# Stored rows
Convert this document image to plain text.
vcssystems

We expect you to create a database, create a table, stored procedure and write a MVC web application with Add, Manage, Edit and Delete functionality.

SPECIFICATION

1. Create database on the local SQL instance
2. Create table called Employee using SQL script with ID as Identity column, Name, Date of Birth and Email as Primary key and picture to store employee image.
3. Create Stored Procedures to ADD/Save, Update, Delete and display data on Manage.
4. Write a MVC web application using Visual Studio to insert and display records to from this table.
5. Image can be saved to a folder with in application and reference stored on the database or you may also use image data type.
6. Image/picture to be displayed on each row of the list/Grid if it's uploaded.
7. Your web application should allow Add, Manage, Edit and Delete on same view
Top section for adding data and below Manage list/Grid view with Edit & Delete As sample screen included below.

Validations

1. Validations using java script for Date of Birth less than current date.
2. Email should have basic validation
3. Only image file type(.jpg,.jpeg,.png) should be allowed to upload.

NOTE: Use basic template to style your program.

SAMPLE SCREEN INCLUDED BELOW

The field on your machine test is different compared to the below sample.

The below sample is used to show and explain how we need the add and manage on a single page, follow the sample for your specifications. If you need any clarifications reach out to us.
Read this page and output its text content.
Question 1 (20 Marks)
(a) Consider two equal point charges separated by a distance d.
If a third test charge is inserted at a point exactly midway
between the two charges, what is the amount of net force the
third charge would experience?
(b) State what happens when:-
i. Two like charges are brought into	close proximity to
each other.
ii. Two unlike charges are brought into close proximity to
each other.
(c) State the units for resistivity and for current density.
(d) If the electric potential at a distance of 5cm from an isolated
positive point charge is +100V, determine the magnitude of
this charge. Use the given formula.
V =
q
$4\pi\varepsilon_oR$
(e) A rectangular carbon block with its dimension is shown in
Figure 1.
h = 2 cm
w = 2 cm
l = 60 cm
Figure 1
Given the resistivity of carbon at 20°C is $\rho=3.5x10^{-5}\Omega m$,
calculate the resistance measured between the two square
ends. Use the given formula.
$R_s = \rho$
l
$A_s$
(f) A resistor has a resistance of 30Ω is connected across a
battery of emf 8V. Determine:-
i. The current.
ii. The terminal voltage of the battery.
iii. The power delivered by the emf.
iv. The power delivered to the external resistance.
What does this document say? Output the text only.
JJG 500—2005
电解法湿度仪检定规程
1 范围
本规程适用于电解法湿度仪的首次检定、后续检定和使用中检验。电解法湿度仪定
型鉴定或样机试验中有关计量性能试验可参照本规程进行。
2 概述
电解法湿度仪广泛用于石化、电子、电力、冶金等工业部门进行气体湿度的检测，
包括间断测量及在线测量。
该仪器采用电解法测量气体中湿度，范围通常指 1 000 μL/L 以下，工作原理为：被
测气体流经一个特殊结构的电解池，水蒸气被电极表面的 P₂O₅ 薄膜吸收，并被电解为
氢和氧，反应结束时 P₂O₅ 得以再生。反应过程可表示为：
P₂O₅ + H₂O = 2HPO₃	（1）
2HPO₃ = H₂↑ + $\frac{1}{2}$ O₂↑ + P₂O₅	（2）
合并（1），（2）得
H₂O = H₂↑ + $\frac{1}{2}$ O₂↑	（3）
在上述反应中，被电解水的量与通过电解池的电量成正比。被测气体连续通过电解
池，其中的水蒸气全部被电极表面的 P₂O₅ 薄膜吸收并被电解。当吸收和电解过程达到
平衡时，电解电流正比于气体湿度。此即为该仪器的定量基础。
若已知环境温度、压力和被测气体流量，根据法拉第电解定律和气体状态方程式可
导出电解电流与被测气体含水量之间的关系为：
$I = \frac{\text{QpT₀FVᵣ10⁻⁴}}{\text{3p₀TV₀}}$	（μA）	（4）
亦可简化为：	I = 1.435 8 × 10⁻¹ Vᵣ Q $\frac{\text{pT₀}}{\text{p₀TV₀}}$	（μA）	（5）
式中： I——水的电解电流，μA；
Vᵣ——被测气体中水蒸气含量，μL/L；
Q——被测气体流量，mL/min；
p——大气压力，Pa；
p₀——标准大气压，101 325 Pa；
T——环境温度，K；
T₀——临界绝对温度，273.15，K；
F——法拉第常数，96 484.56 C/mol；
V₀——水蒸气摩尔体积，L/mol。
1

# Task instructions
Copy every line that contains the string "text".

# Solution
Convert this document image to plain text.
Read this page and output its text content.
What does this document say? Output the text only.
$I = \frac{\text{QpT₀FVᵣ10⁻⁴}}{\text{3p₀TV₀}}$	（μA）	（4）
亦可简化为：	I = 1.435 8 × 10⁻¹ Vᵣ Q $\frac{\text{pT₀}}{\text{p₀TV₀}}$	（μA）	（5）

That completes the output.